# [Task objective]
Each record below should appear again exactly as written.

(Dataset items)
----------
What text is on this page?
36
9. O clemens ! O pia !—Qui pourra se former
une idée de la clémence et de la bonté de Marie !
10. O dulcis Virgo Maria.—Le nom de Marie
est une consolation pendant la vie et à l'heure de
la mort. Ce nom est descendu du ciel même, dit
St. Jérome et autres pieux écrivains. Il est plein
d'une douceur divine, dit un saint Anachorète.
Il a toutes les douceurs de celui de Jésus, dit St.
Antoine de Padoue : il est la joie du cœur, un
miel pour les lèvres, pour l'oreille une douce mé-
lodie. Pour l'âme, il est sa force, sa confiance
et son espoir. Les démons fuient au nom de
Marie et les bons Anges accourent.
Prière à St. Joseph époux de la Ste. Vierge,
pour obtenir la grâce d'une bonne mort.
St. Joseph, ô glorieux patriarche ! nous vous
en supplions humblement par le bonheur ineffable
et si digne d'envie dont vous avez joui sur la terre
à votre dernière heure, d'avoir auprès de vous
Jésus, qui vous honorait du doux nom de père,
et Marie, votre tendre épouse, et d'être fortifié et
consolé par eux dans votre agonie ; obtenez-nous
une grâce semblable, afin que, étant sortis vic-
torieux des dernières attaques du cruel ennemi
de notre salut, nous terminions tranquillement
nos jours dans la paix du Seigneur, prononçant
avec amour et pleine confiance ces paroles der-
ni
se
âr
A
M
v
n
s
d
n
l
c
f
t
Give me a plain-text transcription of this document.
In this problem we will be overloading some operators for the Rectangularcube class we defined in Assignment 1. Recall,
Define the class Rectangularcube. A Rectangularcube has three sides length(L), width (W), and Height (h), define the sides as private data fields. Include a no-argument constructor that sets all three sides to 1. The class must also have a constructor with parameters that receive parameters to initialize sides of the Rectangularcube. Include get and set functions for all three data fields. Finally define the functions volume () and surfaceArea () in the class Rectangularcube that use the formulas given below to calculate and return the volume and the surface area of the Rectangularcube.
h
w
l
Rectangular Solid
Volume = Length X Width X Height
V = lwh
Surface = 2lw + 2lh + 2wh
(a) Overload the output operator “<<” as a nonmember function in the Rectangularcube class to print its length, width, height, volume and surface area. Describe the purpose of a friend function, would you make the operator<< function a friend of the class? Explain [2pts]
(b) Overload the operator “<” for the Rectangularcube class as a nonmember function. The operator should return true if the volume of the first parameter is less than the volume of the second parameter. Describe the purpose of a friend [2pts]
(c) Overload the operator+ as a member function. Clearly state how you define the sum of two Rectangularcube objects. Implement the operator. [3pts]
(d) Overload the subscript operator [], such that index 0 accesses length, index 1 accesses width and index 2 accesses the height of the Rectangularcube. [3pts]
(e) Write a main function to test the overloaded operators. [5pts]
----------
# [Worked solution]
What text is on this page?
36
9. O clemens ! O pia !—Qui pourra se former
une idée de la clémence et de la bonté de Marie !
10. O dulcis Virgo Maria.—Le nom de Marie
est une consolation pendant la vie et à l'heure de
la mort. Ce nom est descendu du ciel même, dit
St. Jérome et autres pieux écrivains. Il est plein
d'une douceur divine, dit un saint Anachorète.
Il a toutes les douceurs de celui de Jésus, dit St.
Antoine de Padoue : il est la joie du cœur, un
miel pour les lèvres, pour l'oreille une douce mé-
lodie. Pour l'âme, il est sa force, sa confiance
et son espoir. Les démons fuient au nom de
Marie et les bons Anges accourent.
Prière à St. Joseph époux de la Ste. Vierge,
pour obtenir la grâce d'une bonne mort.
St. Joseph, ô glorieux patriarche ! nous vous
en supplions humblement par le bonheur ineffable
et si digne d'envie dont vous avez joui sur la terre
à votre dernière heure, d'avoir auprès de vous
Jésus, qui vous honorait du doux nom de père,
et Marie, votre tendre épouse, et d'être fortifié et
consolé par eux dans votre agonie ; obtenez-nous
une grâce semblable, afin que, étant sortis vic-
torieux des dernières attaques du cruel ennemi
de notre salut, nous terminions tranquillement
nos jours dans la paix du Seigneur, prononçant
avec amour et pleine confiance ces paroles der-
ni
se
âr
A
M
v
n
s
d
n
l
c
f
t
Give me a plain-text transcription of this document.
In this problem we will be overloading some operators for the Rectangularcube class we defined in Assignment 1. Recall,
Define the class Rectangularcube. A Rectangularcube has three sides length(L), width (W), and Height (h), define the sides as private data fields. Include a no-argument constructor that sets all three sides to 1. The class must also have a constructor with parameters that receive parameters to initialize sides of the Rectangularcube. Include get and set functions for all three data fields. Finally define the functions volume () and surfaceArea () in the class Rectangularcube that use the formulas given below to calculate and return the volume and the surface area of the Rectangularcube.
h
w
l
Rectangular Solid
Volume = Length X Width X Height
V = lwh
Surface = 2lw + 2lh + 2wh
(a) Overload the output operator “<<” as a nonmember function in the Rectangularcube class to print its length, width, height, volume and surface area. Describe the purpose of a friend function, would you make the operator<< function a friend of the class? Explain [2pts]
(b) Overload the operator “<” for the Rectangularcube class as a nonmember function. The operator should return true if the volume of the first parameter is less than the volume of the second parameter. Describe the purpose of a friend [2pts]
(c) Overload the operator+ as a member function. Clearly state how you define the sum of two Rectangularcube objects. Implement the operator. [3pts]
(d) Overload the subscript operator [], such that index 0 accesses length, index 1 accesses width and index 2 accesses the height of the Rectangularcube. [3pts]
(e) Write a main function to test the overloaded operators. [5pts]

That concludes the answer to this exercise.